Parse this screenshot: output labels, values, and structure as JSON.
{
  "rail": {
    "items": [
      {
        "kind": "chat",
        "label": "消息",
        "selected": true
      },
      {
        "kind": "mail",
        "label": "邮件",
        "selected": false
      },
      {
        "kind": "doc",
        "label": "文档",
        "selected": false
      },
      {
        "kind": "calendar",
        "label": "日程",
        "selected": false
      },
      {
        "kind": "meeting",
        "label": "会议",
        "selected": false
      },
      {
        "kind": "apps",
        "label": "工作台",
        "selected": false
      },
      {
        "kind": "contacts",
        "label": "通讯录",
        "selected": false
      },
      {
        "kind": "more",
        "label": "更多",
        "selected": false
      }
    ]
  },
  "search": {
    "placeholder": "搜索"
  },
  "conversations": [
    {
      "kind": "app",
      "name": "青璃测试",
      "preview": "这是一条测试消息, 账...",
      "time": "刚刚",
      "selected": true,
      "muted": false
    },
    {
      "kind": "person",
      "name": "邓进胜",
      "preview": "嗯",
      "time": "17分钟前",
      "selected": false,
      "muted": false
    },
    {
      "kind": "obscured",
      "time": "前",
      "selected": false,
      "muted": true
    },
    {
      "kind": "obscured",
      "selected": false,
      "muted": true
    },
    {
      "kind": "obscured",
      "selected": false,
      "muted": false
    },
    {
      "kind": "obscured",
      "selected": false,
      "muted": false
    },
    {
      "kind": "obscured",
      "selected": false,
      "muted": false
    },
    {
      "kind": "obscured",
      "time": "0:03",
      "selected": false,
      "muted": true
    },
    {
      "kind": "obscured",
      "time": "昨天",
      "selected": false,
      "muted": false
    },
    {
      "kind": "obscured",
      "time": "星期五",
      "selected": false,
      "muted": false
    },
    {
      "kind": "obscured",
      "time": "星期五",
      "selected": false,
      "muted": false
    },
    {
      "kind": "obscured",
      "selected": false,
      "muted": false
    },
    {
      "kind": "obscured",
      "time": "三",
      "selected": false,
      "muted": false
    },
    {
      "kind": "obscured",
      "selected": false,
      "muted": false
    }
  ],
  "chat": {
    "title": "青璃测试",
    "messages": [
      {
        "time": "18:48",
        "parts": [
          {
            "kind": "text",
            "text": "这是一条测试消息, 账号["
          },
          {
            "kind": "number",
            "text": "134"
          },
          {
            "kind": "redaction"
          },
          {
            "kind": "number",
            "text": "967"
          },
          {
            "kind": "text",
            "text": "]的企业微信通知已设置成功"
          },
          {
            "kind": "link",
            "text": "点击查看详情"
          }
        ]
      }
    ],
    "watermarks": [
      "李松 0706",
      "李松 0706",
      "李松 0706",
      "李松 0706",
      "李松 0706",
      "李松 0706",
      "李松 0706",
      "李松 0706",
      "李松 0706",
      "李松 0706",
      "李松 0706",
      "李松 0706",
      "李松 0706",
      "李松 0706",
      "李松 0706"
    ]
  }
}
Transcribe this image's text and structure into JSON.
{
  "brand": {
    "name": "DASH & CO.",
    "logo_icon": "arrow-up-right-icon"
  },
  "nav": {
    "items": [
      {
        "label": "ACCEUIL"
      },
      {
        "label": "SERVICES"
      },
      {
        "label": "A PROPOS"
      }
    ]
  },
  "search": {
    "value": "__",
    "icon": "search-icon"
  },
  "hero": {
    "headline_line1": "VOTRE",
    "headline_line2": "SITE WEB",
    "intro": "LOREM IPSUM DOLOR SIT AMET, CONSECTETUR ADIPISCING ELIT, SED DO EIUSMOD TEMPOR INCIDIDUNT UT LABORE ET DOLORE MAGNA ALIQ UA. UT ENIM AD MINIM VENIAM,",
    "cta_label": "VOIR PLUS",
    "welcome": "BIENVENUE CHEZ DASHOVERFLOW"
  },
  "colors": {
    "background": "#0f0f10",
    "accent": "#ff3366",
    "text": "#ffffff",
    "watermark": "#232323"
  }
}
════════════════
--- Problem ---
Can you reproduce all the material exactly?

--- Written solution ---
Parse this screenshot: output labels, values, and structure as JSON.
{
  "rail": {
    "items": [
      {
        "kind": "chat",
        "label": "消息",
        "selected": true
      },
      {
        "kind": "mail",
        "label": "邮件",
        "selected": false
      },
      {
        "kind": "doc",
        "label": "文档",
        "selected": false
      },
      {
        "kind": "calendar",
        "label": "日程",
        "selected": false
      },
      {
        "kind": "meeting",
        "label": "会议",
        "selected": false
      },
      {
        "kind": "apps",
        "label": "工作台",
        "selected": false
      },
      {
        "kind": "contacts",
        "label": "通讯录",
        "selected": false
      },
      {
        "kind": "more",
        "label": "更多",
        "selected": false
      }
    ]
  },
  "search": {
    "placeholder": "搜索"
  },
  "conversations": [
    {
      "kind": "app",
      "name": "青璃测试",
      "preview": "这是一条测试消息, 账...",
      "time": "刚刚",
      "selected": true,
      "muted": false
    },
    {
      "kind": "person",
      "name": "邓进胜",
      "preview": "嗯",
      "time": "17分钟前",
      "selected": false,
      "muted": false
    },
    {
      "kind": "obscured",
      "time": "前",
      "selected": false,
      "muted": true
    },
    {
      "kind": "obscured",
      "selected": false,
      "muted": true
    },
    {
      "kind": "obscured",
      "selected": false,
      "muted": false
    },
    {
      "kind": "obscured",
      "selected": false,
      "muted": false
    },
    {
      "kind": "obscured",
      "selected": false,
      "muted": false
    },
    {
      "kind": "obscured",
      "time": "0:03",
      "selected": false,
      "muted": true
    },
    {
      "kind": "obscured",
      "time": "昨天",
      "selected": false,
      "muted": false
    },
    {
      "kind": "obscured",
      "time": "星期五",
      "selected": false,
      "muted": false
    },
    {
      "kind": "obscured",
      "time": "星期五",
      "selected": false,
      "muted": false
    },
    {
      "kind": "obscured",
      "selected": false,
      "muted": false
    },
    {
      "kind": "obscured",
      "time": "三",
      "selected": false,
      "muted": false
    },
    {
      "kind": "obscured",
      "selected": false,
      "muted": false
    }
  ],
  "chat": {
    "title": "青璃测试",
    "messages": [
      {
        "time": "18:48",
        "parts": [
          {
            "kind": "text",
            "text": "这是一条测试消息, 账号["
          },
          {
            "kind": "number",
            "text": "134"
          },
          {
            "kind": "redaction"
          },
          {
            "kind": "number",
            "text": "967"
          },
          {
            "kind": "text",
            "text": "]的企业微信通知已设置成功"
          },
          {
            "kind": "link",
            "text": "点击查看详情"
          }
        ]
      }
    ],
    "watermarks": [
      "李松 0706",
      "李松 0706",
      "李松 0706",
      "李松 0706",
      "李松 0706",
      "李松 0706",
      "李松 0706",
      "李松 0706",
      "李松 0706",
      "李松 0706",
      "李松 0706",
      "李松 0706",
      "李松 0706",
      "李松 0706",
      "李松 0706"
    ]
  }
}
Transcribe this image's text and structure into JSON.
{
  "brand": {
    "name": "DASH & CO.",
    "logo_icon": "arrow-up-right-icon"
  },
  "nav": {
    "items": [
      {
        "label": "ACCEUIL"
      },
      {
        "label": "SERVICES"
      },
      {
        "label": "A PROPOS"
      }
    ]
  },
  "search": {
    "value": "__",
    "icon": "search-icon"
  },
  "hero": {
    "headline_line1": "VOTRE",
    "headline_line2": "SITE WEB",
    "intro": "LOREM IPSUM DOLOR SIT AMET, CONSECTETUR ADIPISCING ELIT, SED DO EIUSMOD TEMPOR INCIDIDUNT UT LABORE ET DOLORE MAGNA ALIQ UA. UT ENIM AD MINIM VENIAM,",
    "cta_label": "VOIR PLUS",
    "welcome": "BIENVENUE CHEZ DASHOVERFLOW"
  },
  "colors": {
    "background": "#0f0f10",
    "accent": "#ff3366",
    "text": "#ffffff",
    "watermark": "#232323"
  }
}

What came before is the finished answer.